* **Exercise**: Find every line in the records below that holds the word "title", and copy each one.

* **Data to use**:

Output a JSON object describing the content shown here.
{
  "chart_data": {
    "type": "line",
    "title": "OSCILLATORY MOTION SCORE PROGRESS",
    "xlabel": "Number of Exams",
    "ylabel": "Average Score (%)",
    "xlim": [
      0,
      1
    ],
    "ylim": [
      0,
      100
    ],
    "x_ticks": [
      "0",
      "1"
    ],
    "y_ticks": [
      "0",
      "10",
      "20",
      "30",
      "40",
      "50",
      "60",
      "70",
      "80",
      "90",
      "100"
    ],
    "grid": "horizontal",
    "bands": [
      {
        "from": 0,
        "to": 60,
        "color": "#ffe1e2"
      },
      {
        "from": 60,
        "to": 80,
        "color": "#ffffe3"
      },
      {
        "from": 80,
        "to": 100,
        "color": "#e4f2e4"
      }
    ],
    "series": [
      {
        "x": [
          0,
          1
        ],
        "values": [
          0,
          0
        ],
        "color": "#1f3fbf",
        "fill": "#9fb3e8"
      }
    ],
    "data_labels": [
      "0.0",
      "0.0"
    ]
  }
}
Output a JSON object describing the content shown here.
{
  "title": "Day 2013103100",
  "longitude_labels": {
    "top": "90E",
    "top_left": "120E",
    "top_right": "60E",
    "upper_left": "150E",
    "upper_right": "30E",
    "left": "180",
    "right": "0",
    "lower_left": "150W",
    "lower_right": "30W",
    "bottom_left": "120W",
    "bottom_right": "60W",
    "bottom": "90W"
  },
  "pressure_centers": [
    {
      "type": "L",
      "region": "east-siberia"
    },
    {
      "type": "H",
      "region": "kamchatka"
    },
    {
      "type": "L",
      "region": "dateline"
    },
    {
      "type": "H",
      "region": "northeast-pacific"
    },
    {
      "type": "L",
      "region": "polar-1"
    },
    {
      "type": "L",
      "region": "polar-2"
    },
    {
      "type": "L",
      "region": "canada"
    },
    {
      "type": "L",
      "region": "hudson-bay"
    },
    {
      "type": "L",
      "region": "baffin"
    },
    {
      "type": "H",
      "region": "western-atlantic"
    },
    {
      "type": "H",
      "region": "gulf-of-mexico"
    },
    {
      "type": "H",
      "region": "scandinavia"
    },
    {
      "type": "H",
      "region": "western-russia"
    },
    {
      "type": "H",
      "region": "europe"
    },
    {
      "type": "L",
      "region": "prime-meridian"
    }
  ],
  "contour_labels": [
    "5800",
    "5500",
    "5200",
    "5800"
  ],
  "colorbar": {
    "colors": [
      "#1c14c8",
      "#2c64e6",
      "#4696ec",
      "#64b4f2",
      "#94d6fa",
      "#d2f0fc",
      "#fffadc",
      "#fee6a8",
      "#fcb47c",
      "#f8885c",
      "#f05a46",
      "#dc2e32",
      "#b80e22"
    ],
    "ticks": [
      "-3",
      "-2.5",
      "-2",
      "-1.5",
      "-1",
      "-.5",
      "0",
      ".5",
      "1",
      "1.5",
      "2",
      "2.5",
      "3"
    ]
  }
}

* **Reply to the task**:
    "title": "OSCILLATORY MOTION SCORE PROGRESS",
  "title": "Day 2013103100",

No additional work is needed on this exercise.